_Exercise_: Collect every line that includes the string "Rail".

_Exercise data_:
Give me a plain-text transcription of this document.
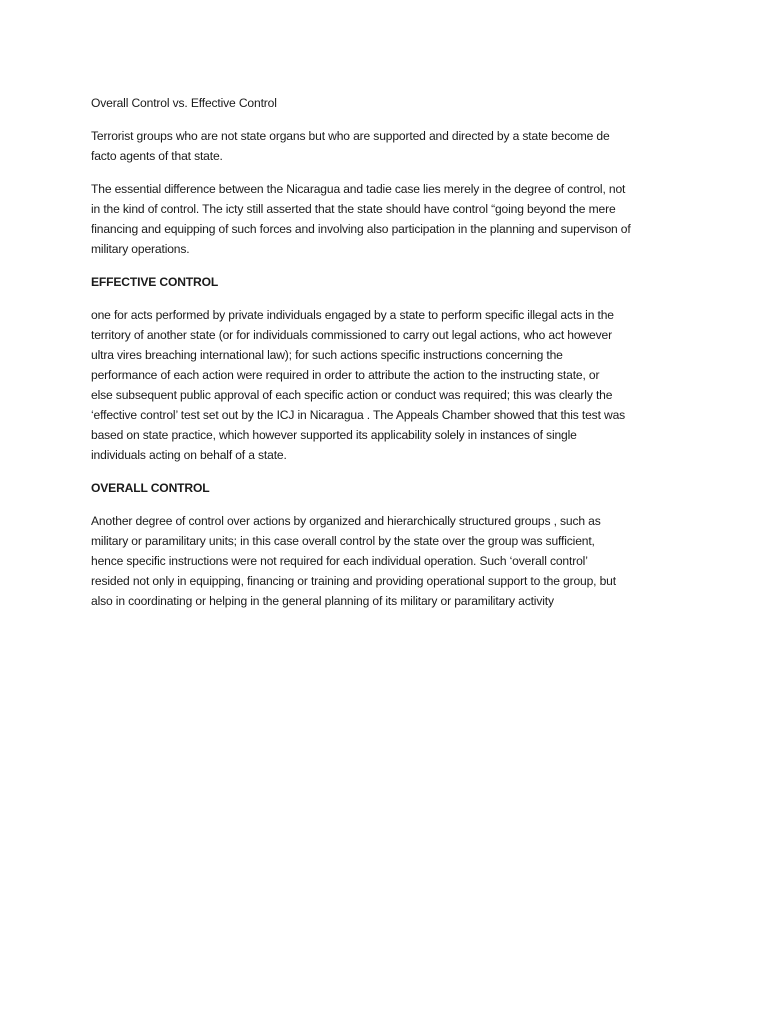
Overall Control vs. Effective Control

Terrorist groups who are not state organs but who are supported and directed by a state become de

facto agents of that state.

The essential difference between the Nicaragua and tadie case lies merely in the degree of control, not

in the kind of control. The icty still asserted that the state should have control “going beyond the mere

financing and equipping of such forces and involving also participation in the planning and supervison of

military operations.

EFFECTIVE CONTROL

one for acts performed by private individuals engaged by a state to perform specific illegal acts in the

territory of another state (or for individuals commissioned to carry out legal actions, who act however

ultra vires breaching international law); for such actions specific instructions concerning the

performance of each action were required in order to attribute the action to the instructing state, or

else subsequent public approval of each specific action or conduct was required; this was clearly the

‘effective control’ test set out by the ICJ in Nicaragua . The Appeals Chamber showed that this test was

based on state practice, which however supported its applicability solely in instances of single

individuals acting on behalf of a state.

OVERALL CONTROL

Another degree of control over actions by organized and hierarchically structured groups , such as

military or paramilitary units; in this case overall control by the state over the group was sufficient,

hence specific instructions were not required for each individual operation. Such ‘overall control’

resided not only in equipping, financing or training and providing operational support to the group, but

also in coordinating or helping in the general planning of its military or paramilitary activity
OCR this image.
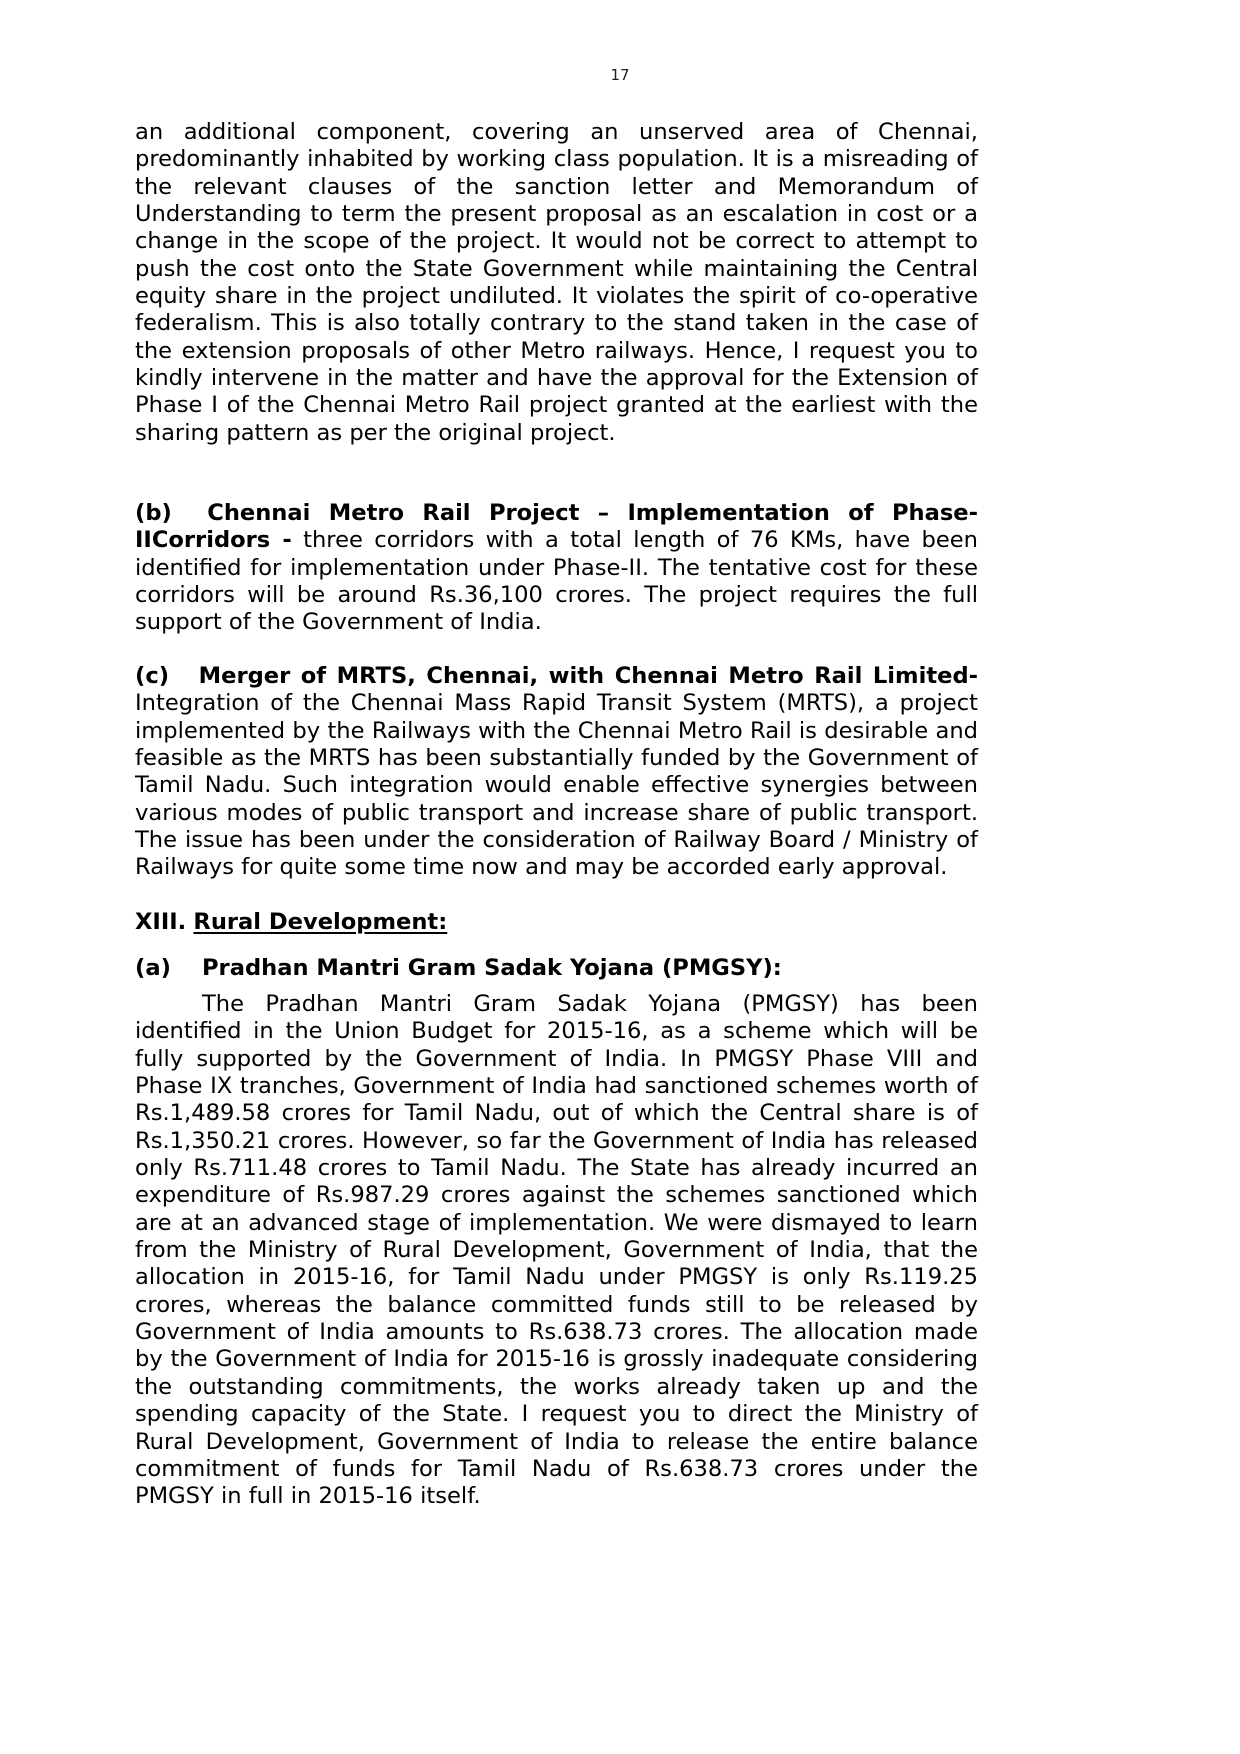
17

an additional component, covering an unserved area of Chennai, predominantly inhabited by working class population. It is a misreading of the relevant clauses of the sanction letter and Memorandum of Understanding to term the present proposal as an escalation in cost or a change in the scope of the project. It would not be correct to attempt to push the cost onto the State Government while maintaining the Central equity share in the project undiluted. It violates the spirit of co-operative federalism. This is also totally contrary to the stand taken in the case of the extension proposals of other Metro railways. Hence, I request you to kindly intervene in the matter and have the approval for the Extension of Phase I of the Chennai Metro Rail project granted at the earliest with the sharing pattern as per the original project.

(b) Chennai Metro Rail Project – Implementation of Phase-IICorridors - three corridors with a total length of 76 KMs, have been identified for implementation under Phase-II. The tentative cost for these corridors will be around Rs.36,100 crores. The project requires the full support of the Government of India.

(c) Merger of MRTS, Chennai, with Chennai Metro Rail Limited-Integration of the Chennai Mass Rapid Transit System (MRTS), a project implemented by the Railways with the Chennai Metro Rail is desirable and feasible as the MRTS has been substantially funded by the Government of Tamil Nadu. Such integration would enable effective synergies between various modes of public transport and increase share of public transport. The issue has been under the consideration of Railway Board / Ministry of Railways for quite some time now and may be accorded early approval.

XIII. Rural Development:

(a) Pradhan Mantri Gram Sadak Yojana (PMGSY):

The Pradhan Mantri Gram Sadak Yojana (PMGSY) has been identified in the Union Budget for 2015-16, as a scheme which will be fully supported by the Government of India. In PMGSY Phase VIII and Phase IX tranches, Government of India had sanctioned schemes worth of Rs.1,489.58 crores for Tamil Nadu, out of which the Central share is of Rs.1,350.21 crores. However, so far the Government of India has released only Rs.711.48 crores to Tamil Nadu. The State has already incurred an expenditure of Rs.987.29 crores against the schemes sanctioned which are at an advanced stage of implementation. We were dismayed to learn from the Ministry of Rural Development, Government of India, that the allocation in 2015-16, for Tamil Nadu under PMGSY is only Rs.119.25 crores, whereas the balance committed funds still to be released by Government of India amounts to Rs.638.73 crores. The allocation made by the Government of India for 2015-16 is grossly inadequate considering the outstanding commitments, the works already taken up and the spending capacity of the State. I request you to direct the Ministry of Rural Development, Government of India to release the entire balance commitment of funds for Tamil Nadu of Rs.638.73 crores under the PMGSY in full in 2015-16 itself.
...
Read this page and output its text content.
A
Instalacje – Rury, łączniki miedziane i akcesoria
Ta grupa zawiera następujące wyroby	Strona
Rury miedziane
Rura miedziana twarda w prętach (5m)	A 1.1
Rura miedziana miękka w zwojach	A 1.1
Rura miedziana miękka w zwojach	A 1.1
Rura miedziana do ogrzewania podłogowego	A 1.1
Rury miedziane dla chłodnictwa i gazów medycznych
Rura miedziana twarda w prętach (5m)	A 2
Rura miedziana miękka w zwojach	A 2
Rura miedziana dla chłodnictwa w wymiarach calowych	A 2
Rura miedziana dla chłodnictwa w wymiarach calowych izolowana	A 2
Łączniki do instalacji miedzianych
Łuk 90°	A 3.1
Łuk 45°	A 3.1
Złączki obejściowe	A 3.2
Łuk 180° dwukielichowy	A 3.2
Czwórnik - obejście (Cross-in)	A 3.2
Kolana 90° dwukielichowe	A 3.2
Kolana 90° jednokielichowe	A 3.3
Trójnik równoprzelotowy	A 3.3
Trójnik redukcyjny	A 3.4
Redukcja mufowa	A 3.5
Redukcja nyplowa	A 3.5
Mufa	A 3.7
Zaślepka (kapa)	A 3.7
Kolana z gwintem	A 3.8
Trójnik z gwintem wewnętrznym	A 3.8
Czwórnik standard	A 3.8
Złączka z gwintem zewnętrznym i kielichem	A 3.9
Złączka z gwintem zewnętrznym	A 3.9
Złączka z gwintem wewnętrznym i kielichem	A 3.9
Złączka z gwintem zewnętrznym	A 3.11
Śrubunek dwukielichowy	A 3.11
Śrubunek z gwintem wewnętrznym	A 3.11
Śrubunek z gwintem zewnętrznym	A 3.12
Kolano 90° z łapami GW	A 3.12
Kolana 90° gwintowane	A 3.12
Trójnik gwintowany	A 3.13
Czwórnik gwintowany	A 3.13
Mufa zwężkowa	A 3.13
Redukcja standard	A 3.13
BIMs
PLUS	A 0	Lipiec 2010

_Expected answer_:
an additional component, covering an unserved area of Chennai, predominantly inhabited by working class population. It is a misreading of the relevant clauses of the sanction letter and Memorandum of Understanding to term the present proposal as an escalation in cost or a change in the scope of the project. It would not be correct to attempt to push the cost onto the State Government while maintaining the Central equity share in the project undiluted. It violates the spirit of co-operative federalism. This is also totally contrary to the stand taken in the case of the extension proposals of other Metro railways. Hence, I request you to kindly intervene in the matter and have the approval for the Extension of Phase I of the Chennai Metro Rail project granted at the earliest with the sharing pattern as per the original project.
(b) Chennai Metro Rail Project – Implementation of Phase-IICorridors - three corridors with a total length of 76 KMs, have been identified for implementation under Phase-II. The tentative cost for these corridors will be around Rs.36,100 crores. The project requires the full support of the Government of India.
(c) Merger of MRTS, Chennai, with Chennai Metro Rail Limited-Integration of the Chennai Mass Rapid Transit System (MRTS), a project implemented by the Railways with the Chennai Metro Rail is desirable and feasible as the MRTS has been substantially funded by the Government of Tamil Nadu. Such integration would enable effective synergies between various modes of public transport and increase share of public transport. The issue has been under the consideration of Railway Board / Ministry of Railways for quite some time now and may be accorded early approval.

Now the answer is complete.